Retype each entry below exactly as it stands.
____ SOURCE MATERIAL
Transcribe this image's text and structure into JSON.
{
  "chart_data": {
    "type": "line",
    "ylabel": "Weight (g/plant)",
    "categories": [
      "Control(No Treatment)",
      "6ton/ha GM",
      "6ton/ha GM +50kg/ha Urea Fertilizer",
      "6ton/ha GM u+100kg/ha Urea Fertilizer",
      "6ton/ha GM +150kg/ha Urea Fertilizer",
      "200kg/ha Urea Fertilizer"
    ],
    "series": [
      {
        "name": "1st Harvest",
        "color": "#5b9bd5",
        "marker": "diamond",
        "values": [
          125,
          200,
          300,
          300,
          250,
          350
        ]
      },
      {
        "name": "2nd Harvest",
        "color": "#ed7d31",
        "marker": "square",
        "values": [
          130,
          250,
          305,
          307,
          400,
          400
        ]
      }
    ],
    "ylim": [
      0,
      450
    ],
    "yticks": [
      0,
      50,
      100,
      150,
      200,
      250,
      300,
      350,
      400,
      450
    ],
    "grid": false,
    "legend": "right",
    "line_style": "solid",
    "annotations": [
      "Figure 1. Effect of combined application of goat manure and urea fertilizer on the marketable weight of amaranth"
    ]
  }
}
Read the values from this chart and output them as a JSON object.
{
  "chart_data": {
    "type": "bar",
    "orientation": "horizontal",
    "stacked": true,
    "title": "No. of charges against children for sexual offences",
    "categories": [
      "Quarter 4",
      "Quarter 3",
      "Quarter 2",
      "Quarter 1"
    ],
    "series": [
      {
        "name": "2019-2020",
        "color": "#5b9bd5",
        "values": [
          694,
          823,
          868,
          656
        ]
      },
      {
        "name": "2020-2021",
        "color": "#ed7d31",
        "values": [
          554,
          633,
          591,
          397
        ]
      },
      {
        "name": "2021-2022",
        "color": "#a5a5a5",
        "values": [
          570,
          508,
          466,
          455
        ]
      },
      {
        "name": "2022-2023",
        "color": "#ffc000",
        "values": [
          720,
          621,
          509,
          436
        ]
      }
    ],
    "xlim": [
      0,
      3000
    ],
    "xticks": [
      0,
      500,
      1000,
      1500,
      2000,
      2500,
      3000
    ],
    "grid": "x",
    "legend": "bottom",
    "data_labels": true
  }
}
________
(ANSWER TO THIS EXERCISE)
Transcribe this image's text and structure into JSON.
{
  "chart_data": {
    "type": "line",
    "ylabel": "Weight (g/plant)",
    "categories": [
      "Control(No Treatment)",
      "6ton/ha GM",
      "6ton/ha GM +50kg/ha Urea Fertilizer",
      "6ton/ha GM u+100kg/ha Urea Fertilizer",
      "6ton/ha GM +150kg/ha Urea Fertilizer",
      "200kg/ha Urea Fertilizer"
    ],
    "series": [
      {
        "name": "1st Harvest",
        "color": "#5b9bd5",
        "marker": "diamond",
        "values": [
          125,
          200,
          300,
          300,
          250,
          350
        ]
      },
      {
        "name": "2nd Harvest",
        "color": "#ed7d31",
        "marker": "square",
        "values": [
          130,
          250,
          305,
          307,
          400,
          400
        ]
      }
    ],
    "ylim": [
      0,
      450
    ],
    "yticks": [
      0,
      50,
      100,
      150,
      200,
      250,
      300,
      350,
      400,
      450
    ],
    "grid": false,
    "legend": "right",
    "line_style": "solid",
    "annotations": [
      "Figure 1. Effect of combined application of goat manure and urea fertilizer on the marketable weight of amaranth"
    ]
  }
}
Read the values from this chart and output them as a JSON object.
{
  "chart_data": {
    "type": "bar",
    "orientation": "horizontal",
    "stacked": true,
    "title": "No. of charges against children for sexual offences",
    "categories": [
      "Quarter 4",
      "Quarter 3",
      "Quarter 2",
      "Quarter 1"
    ],
    "series": [
      {
        "name": "2019-2020",
        "color": "#5b9bd5",
        "values": [
          694,
          823,
          868,
          656
        ]
      },
      {
        "name": "2020-2021",
        "color": "#ed7d31",
        "values": [
          554,
          633,
          591,
          397
        ]
      },
      {
        "name": "2021-2022",
        "color": "#a5a5a5",
        "values": [
          570,
          508,
          466,
          455
        ]
      },
      {
        "name": "2022-2023",
        "color": "#ffc000",
        "values": [
          720,
          621,
          509,
          436
        ]
      }
    ],
    "xlim": [
      0,
      3000
    ],
    "xticks": [
      0,
      500,
      1000,
      1500,
      2000,
      2500,
      3000
    ],
    "grid": "x",
    "legend": "bottom",
    "data_labels": true
  }
}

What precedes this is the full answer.